■ Extracted data ■

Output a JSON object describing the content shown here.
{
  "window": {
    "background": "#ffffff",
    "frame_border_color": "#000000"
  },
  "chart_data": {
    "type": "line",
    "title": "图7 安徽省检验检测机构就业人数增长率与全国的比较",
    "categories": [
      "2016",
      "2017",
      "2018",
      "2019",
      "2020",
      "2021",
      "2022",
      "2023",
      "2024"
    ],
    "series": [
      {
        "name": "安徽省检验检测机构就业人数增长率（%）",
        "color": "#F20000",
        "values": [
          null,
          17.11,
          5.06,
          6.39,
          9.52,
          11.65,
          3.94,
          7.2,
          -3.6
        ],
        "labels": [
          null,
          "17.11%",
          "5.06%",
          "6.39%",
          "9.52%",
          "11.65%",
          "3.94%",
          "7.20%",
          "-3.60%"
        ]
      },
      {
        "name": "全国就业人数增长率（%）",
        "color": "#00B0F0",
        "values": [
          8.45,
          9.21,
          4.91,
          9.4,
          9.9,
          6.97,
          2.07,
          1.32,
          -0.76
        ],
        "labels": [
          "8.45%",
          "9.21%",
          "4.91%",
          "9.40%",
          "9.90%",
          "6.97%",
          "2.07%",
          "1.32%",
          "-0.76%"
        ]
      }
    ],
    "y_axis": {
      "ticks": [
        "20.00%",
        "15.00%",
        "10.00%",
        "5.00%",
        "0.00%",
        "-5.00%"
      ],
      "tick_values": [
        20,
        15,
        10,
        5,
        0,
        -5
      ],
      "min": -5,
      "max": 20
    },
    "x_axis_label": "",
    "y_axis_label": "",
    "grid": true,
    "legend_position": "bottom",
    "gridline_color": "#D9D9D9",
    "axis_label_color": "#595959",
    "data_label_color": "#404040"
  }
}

■ Exercise description ■
Your task is to output the full set of records exactly as presented.

■ Result of this task ■
Output a JSON object describing the content shown here.
{
  "window": {
    "background": "#ffffff",
    "frame_border_color": "#000000"
  },
  "chart_data": {
    "type": "line",
    "title": "图7 安徽省检验检测机构就业人数增长率与全国的比较",
    "categories": [
      "2016",
      "2017",
      "2018",
      "2019",
      "2020",
      "2021",
      "2022",
      "2023",
      "2024"
    ],
    "series": [
      {
        "name": "安徽省检验检测机构就业人数增长率（%）",
        "color": "#F20000",
        "values": [
          null,
          17.11,
          5.06,
          6.39,
          9.52,
          11.65,
          3.94,
          7.2,
          -3.6
        ],
        "labels": [
          null,
          "17.11%",
          "5.06%",
          "6.39%",
          "9.52%",
          "11.65%",
          "3.94%",
          "7.20%",
          "-3.60%"
        ]
      },
      {
        "name": "全国就业人数增长率（%）",
        "color": "#00B0F0",
        "values": [
          8.45,
          9.21,
          4.91,
          9.4,
          9.9,
          6.97,
          2.07,
          1.32,
          -0.76
        ],
        "labels": [
          "8.45%",
          "9.21%",
          "4.91%",
          "9.40%",
          "9.90%",
          "6.97%",
          "2.07%",
          "1.32%",
          "-0.76%"
        ]
      }
    ],
    "y_axis": {
      "ticks": [
        "20.00%",
        "15.00%",
        "10.00%",
        "5.00%",
        "0.00%",
        "-5.00%"
      ],
      "tick_values": [
        20,
        15,
        10,
        5,
        0,
        -5
      ],
      "min": -5,
      "max": 20
    },
    "x_axis_label": "",
    "y_axis_label": "",
    "grid": true,
    "legend_position": "bottom",
    "gridline_color": "#D9D9D9",
    "axis_label_color": "#595959",
    "data_label_color": "#404040"
  }
}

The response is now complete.